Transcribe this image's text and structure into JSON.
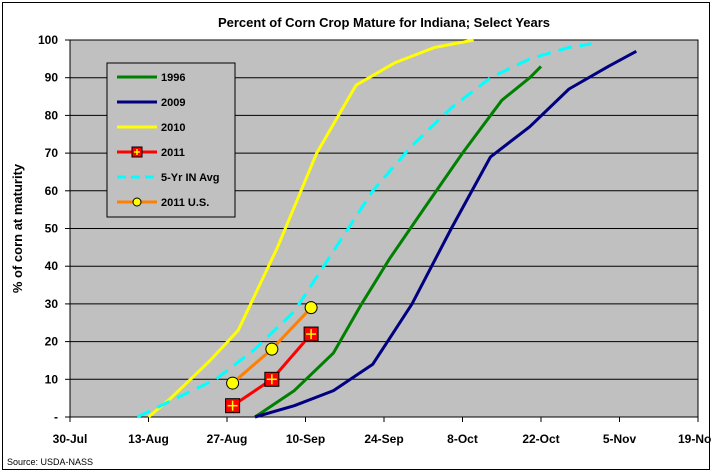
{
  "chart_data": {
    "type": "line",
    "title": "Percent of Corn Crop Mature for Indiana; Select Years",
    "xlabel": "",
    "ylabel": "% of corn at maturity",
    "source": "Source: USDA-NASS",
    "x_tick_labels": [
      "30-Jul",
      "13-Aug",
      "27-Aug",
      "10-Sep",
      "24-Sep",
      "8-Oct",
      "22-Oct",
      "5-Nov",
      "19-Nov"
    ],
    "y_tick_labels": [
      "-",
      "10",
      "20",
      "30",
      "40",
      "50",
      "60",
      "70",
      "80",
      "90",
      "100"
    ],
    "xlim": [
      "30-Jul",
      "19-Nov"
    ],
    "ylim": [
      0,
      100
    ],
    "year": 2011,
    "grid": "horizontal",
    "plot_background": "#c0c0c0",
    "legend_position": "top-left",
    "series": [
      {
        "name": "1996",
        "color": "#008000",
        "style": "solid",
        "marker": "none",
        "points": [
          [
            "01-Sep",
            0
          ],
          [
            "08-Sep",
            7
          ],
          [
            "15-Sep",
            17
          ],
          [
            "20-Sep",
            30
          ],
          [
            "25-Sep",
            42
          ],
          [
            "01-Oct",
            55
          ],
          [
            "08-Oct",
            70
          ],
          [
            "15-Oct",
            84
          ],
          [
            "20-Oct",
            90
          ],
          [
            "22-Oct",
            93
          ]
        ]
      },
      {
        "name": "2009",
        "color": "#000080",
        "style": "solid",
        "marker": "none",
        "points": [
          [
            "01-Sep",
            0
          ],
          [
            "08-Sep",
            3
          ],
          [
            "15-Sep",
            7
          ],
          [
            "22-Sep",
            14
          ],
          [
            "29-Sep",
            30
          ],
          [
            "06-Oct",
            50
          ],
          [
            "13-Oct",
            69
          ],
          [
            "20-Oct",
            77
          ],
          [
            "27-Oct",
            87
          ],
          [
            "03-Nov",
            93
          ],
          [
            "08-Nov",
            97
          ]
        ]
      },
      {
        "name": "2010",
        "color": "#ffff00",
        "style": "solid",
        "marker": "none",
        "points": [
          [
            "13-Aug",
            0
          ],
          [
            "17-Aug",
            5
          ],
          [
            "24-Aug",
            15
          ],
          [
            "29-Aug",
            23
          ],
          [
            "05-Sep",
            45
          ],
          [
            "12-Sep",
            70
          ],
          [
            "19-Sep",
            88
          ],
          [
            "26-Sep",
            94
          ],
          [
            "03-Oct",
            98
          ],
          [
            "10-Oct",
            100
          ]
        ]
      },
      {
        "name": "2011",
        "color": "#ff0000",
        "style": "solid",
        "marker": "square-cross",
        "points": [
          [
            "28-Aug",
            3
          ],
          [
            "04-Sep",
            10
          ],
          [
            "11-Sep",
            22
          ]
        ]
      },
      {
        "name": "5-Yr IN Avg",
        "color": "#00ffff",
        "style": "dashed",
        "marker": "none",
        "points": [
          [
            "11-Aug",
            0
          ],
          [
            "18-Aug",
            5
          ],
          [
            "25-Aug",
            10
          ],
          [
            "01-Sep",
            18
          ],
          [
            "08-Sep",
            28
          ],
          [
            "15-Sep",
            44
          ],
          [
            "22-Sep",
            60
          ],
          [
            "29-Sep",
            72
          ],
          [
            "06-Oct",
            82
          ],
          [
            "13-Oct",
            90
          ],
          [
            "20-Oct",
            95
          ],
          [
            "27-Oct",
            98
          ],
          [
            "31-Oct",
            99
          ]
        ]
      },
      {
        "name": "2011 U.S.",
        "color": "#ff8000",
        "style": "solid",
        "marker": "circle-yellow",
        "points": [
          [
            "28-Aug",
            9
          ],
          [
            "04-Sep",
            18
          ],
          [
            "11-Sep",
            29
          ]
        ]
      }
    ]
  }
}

....................

- **What this task involves**:
Set down all the entries exactly as they appear, but skip any pictures.

- **Full response**:
Transcribe this image's text and structure into JSON.
{
  "chart_data": {
    "type": "line",
    "title": "Percent of Corn Crop Mature for Indiana; Select Years",
    "xlabel": "",
    "ylabel": "% of corn at maturity",
    "source": "Source: USDA-NASS",
    "x_tick_labels": [
      "30-Jul",
      "13-Aug",
      "27-Aug",
      "10-Sep",
      "24-Sep",
      "8-Oct",
      "22-Oct",
      "5-Nov",
      "19-Nov"
    ],
    "y_tick_labels": [
      "-",
      "10",
      "20",
      "30",
      "40",
      "50",
      "60",
      "70",
      "80",
      "90",
      "100"
    ],
    "xlim": [
      "30-Jul",
      "19-Nov"
    ],
    "ylim": [
      0,
      100
    ],
    "year": 2011,
    "grid": "horizontal",
    "plot_background": "#c0c0c0",
    "legend_position": "top-left",
    "series": [
      {
        "name": "1996",
        "color": "#008000",
        "style": "solid",
        "marker": "none",
        "points": [
          [
            "01-Sep",
            0
          ],
          [
            "08-Sep",
            7
          ],
          [
            "15-Sep",
            17
          ],
          [
            "20-Sep",
            30
          ],
          [
            "25-Sep",
            42
          ],
          [
            "01-Oct",
            55
          ],
          [
            "08-Oct",
            70
          ],
          [
            "15-Oct",
            84
          ],
          [
            "20-Oct",
            90
          ],
          [
            "22-Oct",
            93
          ]
        ]
      },
      {
        "name": "2009",
        "color": "#000080",
        "style": "solid",
        "marker": "none",
        "points": [
          [
            "01-Sep",
            0
          ],
          [
            "08-Sep",
            3
          ],
          [
            "15-Sep",
            7
          ],
          [
            "22-Sep",
            14
          ],
          [
            "29-Sep",
            30
          ],
          [
            "06-Oct",
            50
          ],
          [
            "13-Oct",
            69
          ],
          [
            "20-Oct",
            77
          ],
          [
            "27-Oct",
            87
          ],
          [
            "03-Nov",
            93
          ],
          [
            "08-Nov",
            97
          ]
        ]
      },
      {
        "name": "2010",
        "color": "#ffff00",
        "style": "solid",
        "marker": "none",
        "points": [
          [
            "13-Aug",
            0
          ],
          [
            "17-Aug",
            5
          ],
          [
            "24-Aug",
            15
          ],
          [
            "29-Aug",
            23
          ],
          [
            "05-Sep",
            45
          ],
          [
            "12-Sep",
            70
          ],
          [
            "19-Sep",
            88
          ],
          [
            "26-Sep",
            94
          ],
          [
            "03-Oct",
            98
          ],
          [
            "10-Oct",
            100
          ]
        ]
      },
      {
        "name": "2011",
        "color": "#ff0000",
        "style": "solid",
        "marker": "square-cross",
        "points": [
          [
            "28-Aug",
            3
          ],
          [
            "04-Sep",
            10
          ],
          [
            "11-Sep",
            22
          ]
        ]
      },
      {
        "name": "5-Yr IN Avg",
        "color": "#00ffff",
        "style": "dashed",
        "marker": "none",
        "points": [
          [
            "11-Aug",
            0
          ],
          [
            "18-Aug",
            5
          ],
          [
            "25-Aug",
            10
          ],
          [
            "01-Sep",
            18
          ],
          [
            "08-Sep",
            28
          ],
          [
            "15-Sep",
            44
          ],
          [
            "22-Sep",
            60
          ],
          [
            "29-Sep",
            72
          ],
          [
            "06-Oct",
            82
          ],
          [
            "13-Oct",
            90
          ],
          [
            "20-Oct",
            95
          ],
          [
            "27-Oct",
            98
          ],
          [
            "31-Oct",
            99
          ]
        ]
      },
      {
        "name": "2011 U.S.",
        "color": "#ff8000",
        "style": "solid",
        "marker": "circle-yellow",
        "points": [
          [
            "28-Aug",
            9
          ],
          [
            "04-Sep",
            18
          ],
          [
            "11-Sep",
            29
          ]
        ]
      }
    ]
  }
}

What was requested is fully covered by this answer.